Write out, precisely and in full, each line of the material.

***

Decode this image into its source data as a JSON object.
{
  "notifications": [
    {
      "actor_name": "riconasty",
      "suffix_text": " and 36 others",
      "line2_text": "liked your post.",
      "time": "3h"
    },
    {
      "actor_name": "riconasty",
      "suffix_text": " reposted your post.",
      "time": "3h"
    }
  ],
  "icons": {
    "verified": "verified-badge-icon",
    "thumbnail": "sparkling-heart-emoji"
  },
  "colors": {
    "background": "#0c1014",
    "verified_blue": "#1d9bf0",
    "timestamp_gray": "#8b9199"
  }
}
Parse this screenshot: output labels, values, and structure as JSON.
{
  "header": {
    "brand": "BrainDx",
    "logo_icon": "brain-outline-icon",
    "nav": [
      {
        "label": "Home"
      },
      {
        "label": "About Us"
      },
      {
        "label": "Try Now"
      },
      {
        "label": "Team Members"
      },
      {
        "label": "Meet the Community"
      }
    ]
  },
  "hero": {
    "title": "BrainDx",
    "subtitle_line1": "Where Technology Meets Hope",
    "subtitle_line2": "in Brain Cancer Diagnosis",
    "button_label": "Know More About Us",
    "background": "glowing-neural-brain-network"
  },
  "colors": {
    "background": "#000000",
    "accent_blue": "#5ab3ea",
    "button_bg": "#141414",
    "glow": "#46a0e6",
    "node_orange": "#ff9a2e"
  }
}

***

Expected answer>
Decode this image into its source data as a JSON object.
{
  "notifications": [
    {
      "actor_name": "riconasty",
      "suffix_text": " and 36 others",
      "line2_text": "liked your post.",
      "time": "3h"
    },
    {
      "actor_name": "riconasty",
      "suffix_text": " reposted your post.",
      "time": "3h"
    }
  ],
  "icons": {
    "verified": "verified-badge-icon",
    "thumbnail": "sparkling-heart-emoji"
  },
  "colors": {
    "background": "#0c1014",
    "verified_blue": "#1d9bf0",
    "timestamp_gray": "#8b9199"
  }
}
Parse this screenshot: output labels, values, and structure as JSON.
{
  "header": {
    "brand": "BrainDx",
    "logo_icon": "brain-outline-icon",
    "nav": [
      {
        "label": "Home"
      },
      {
        "label": "About Us"
      },
      {
        "label": "Try Now"
      },
      {
        "label": "Team Members"
      },
      {
        "label": "Meet the Community"
      }
    ]
  },
  "hero": {
    "title": "BrainDx",
    "subtitle_line1": "Where Technology Meets Hope",
    "subtitle_line2": "in Brain Cancer Diagnosis",
    "button_label": "Know More About Us",
    "background": "glowing-neural-brain-network"
  },
  "colors": {
    "background": "#000000",
    "accent_blue": "#5ab3ea",
    "button_bg": "#141414",
    "glow": "#46a0e6",
    "node_orange": "#ff9a2e"
  }
}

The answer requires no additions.